• REQUIRED WORK: Repeat each record exactly as written, and drop any images.

>> start DATASET ENTRIES

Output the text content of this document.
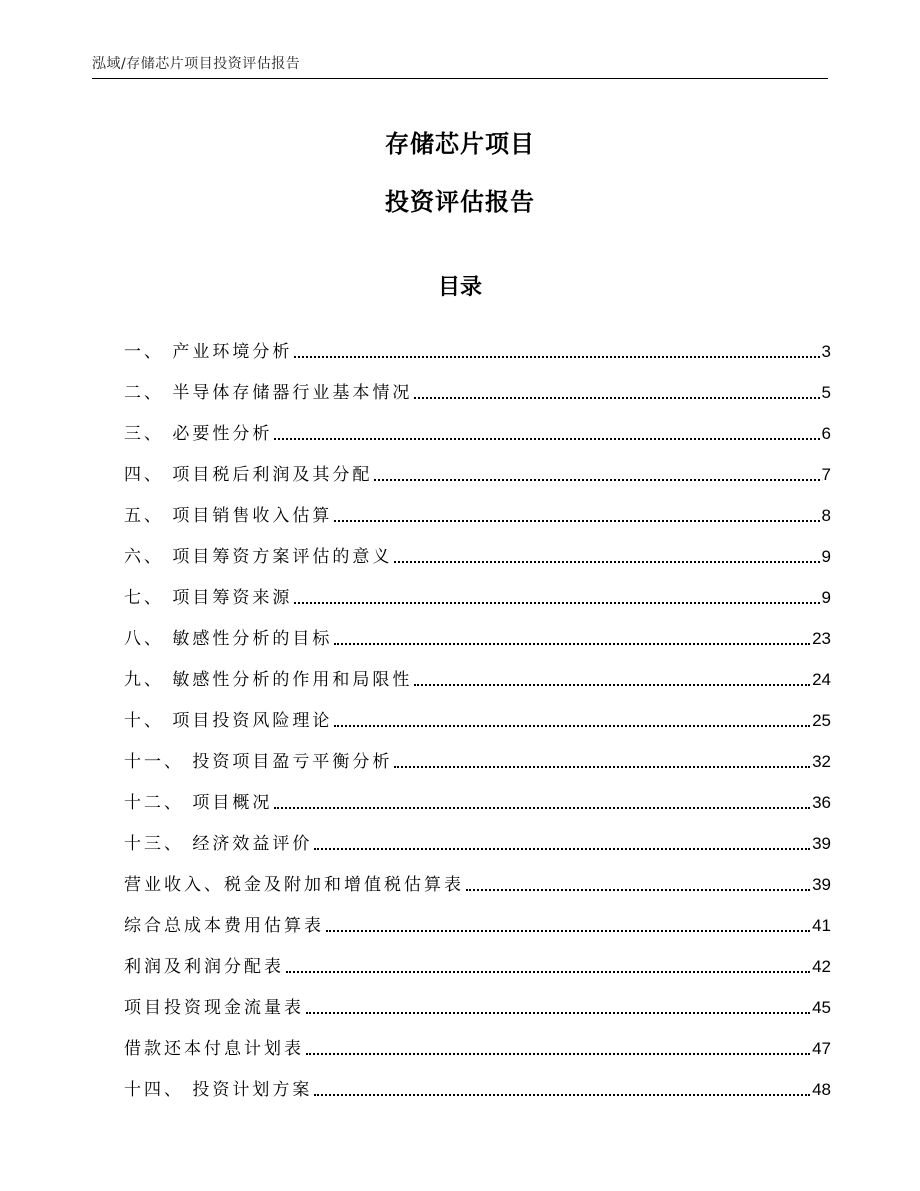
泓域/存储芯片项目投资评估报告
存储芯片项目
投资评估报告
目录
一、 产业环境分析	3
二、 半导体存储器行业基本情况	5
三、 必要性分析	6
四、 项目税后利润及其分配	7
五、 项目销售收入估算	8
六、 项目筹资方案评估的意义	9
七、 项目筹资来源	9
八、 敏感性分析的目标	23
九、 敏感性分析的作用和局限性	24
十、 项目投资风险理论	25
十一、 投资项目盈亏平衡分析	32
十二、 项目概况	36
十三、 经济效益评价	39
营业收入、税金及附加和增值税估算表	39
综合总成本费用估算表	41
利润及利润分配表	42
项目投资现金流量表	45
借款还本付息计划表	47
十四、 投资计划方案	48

>> end DATASET ENTRIES

• SOLVED EXERCISE:
Output the text content of this document.
泓域/存储芯片项目投资评估报告
存储芯片项目
投资评估报告
目录
一、 产业环境分析	3
二、 半导体存储器行业基本情况	5
三、 必要性分析	6
四、 项目税后利润及其分配	7
五、 项目销售收入估算	8
六、 项目筹资方案评估的意义	9
七、 项目筹资来源	9
八、 敏感性分析的目标	23
九、 敏感性分析的作用和局限性	24
十、 项目投资风险理论	25
十一、 投资项目盈亏平衡分析	32
十二、 项目概况	36
十三、 经济效益评价	39
营业收入、税金及附加和增值税估算表	39
综合总成本费用估算表	41
利润及利润分配表	42
项目投资现金流量表	45
借款还本付息计划表	47
十四、 投资计划方案	48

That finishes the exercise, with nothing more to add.